Data rows:
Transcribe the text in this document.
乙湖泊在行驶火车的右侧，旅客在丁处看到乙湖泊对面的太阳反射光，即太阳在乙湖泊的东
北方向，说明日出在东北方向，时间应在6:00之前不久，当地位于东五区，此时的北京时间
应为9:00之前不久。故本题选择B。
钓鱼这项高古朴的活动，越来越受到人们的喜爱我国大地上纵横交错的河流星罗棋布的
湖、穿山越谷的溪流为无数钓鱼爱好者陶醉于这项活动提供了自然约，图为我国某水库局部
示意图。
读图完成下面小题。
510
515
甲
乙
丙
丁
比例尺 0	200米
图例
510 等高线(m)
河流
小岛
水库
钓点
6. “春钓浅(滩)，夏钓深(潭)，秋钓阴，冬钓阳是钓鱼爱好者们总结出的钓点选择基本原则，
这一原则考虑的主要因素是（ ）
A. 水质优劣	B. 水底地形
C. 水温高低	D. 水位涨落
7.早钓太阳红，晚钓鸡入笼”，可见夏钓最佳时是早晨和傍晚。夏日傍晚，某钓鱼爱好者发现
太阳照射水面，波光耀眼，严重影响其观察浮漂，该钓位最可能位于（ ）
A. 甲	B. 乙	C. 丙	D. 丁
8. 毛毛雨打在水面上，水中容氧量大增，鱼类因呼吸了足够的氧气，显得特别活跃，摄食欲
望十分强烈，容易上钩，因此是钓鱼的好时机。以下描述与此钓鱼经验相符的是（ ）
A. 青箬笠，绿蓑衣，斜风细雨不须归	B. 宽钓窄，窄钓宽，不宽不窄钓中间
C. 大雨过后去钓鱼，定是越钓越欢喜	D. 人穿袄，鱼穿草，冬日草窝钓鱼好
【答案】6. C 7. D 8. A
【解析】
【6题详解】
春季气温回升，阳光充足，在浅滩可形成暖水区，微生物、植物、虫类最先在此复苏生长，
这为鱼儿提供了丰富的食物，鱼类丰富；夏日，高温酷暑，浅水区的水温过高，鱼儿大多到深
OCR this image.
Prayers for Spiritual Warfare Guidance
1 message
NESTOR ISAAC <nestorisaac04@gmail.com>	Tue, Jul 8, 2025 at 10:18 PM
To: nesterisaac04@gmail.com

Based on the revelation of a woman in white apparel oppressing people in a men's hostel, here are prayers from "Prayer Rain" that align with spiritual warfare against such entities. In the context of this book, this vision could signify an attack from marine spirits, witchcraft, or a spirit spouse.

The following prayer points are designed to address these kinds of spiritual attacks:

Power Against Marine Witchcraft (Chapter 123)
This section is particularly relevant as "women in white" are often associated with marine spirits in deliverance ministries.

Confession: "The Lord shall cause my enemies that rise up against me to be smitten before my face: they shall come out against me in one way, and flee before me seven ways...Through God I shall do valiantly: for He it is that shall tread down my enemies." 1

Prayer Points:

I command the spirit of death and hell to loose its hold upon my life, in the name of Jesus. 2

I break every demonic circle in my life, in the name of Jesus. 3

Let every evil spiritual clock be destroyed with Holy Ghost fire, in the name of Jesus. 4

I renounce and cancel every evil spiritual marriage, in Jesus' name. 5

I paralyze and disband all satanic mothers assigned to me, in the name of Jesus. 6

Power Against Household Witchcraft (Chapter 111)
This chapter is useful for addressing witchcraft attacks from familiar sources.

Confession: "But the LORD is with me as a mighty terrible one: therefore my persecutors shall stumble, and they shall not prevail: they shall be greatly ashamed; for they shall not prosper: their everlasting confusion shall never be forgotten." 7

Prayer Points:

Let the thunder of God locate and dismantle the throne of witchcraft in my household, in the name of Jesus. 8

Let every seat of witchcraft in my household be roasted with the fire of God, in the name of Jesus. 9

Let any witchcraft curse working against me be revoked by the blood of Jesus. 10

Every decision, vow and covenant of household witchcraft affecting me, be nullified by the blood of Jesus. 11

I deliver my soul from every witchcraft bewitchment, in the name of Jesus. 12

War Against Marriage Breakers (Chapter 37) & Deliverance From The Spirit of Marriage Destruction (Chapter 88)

What you need to do: Repeat the whole listing exactly, keeping every line intact.

Exercise answer:
Transcribe the text in this document.
乙湖泊在行驶火车的右侧，旅客在丁处看到乙湖泊对面的太阳反射光，即太阳在乙湖泊的东
北方向，说明日出在东北方向，时间应在6:00之前不久，当地位于东五区，此时的北京时间
应为9:00之前不久。故本题选择B。
钓鱼这项高古朴的活动，越来越受到人们的喜爱我国大地上纵横交错的河流星罗棋布的
湖、穿山越谷的溪流为无数钓鱼爱好者陶醉于这项活动提供了自然约，图为我国某水库局部
示意图。
读图完成下面小题。
510
515
甲
乙
丙
丁
比例尺 0	200米
图例
510 等高线(m)
河流
小岛
水库
钓点
6. “春钓浅(滩)，夏钓深(潭)，秋钓阴，冬钓阳是钓鱼爱好者们总结出的钓点选择基本原则，
这一原则考虑的主要因素是（ ）
A. 水质优劣	B. 水底地形
C. 水温高低	D. 水位涨落
7.早钓太阳红，晚钓鸡入笼”，可见夏钓最佳时是早晨和傍晚。夏日傍晚，某钓鱼爱好者发现
太阳照射水面，波光耀眼，严重影响其观察浮漂，该钓位最可能位于（ ）
A. 甲	B. 乙	C. 丙	D. 丁
8. 毛毛雨打在水面上，水中容氧量大增，鱼类因呼吸了足够的氧气，显得特别活跃，摄食欲
望十分强烈，容易上钩，因此是钓鱼的好时机。以下描述与此钓鱼经验相符的是（ ）
A. 青箬笠，绿蓑衣，斜风细雨不须归	B. 宽钓窄，窄钓宽，不宽不窄钓中间
C. 大雨过后去钓鱼，定是越钓越欢喜	D. 人穿袄，鱼穿草，冬日草窝钓鱼好
【答案】6. C 7. D 8. A
【解析】
【6题详解】
春季气温回升，阳光充足，在浅滩可形成暖水区，微生物、植物、虫类最先在此复苏生长，
这为鱼儿提供了丰富的食物，鱼类丰富；夏日，高温酷暑，浅水区的水温过高，鱼儿大多到深
OCR this image.
Prayers for Spiritual Warfare Guidance
1 message
NESTOR ISAAC <nestorisaac04@gmail.com>	Tue, Jul 8, 2025 at 10:18 PM
To: nesterisaac04@gmail.com

Based on the revelation of a woman in white apparel oppressing people in a men's hostel, here are prayers from "Prayer Rain" that align with spiritual warfare against such entities. In the context of this book, this vision could signify an attack from marine spirits, witchcraft, or a spirit spouse.

The following prayer points are designed to address these kinds of spiritual attacks:

Power Against Marine Witchcraft (Chapter 123)
This section is particularly relevant as "women in white" are often associated with marine spirits in deliverance ministries.

Confession: "The Lord shall cause my enemies that rise up against me to be smitten before my face: they shall come out against me in one way, and flee before me seven ways...Through God I shall do valiantly: for He it is that shall tread down my enemies." 1

Prayer Points:

I command the spirit of death and hell to loose its hold upon my life, in the name of Jesus. 2

I break every demonic circle in my life, in the name of Jesus. 3

Let every evil spiritual clock be destroyed with Holy Ghost fire, in the name of Jesus. 4

I renounce and cancel every evil spiritual marriage, in Jesus' name. 5

I paralyze and disband all satanic mothers assigned to me, in the name of Jesus. 6

Power Against Household Witchcraft (Chapter 111)
This chapter is useful for addressing witchcraft attacks from familiar sources.

Confession: "But the LORD is with me as a mighty terrible one: therefore my persecutors shall stumble, and they shall not prevail: they shall be greatly ashamed; for they shall not prosper: their everlasting confusion shall never be forgotten." 7

Prayer Points:

Let the thunder of God locate and dismantle the throne of witchcraft in my household, in the name of Jesus. 8

Let every seat of witchcraft in my household be roasted with the fire of God, in the name of Jesus. 9

Let any witchcraft curse working against me be revoked by the blood of Jesus. 10

Every decision, vow and covenant of household witchcraft affecting me, be nullified by the blood of Jesus. 11

I deliver my soul from every witchcraft bewitchment, in the name of Jesus. 12

War Against Marriage Breakers (Chapter 37) & Deliverance From The Spirit of Marriage Destruction (Chapter 88)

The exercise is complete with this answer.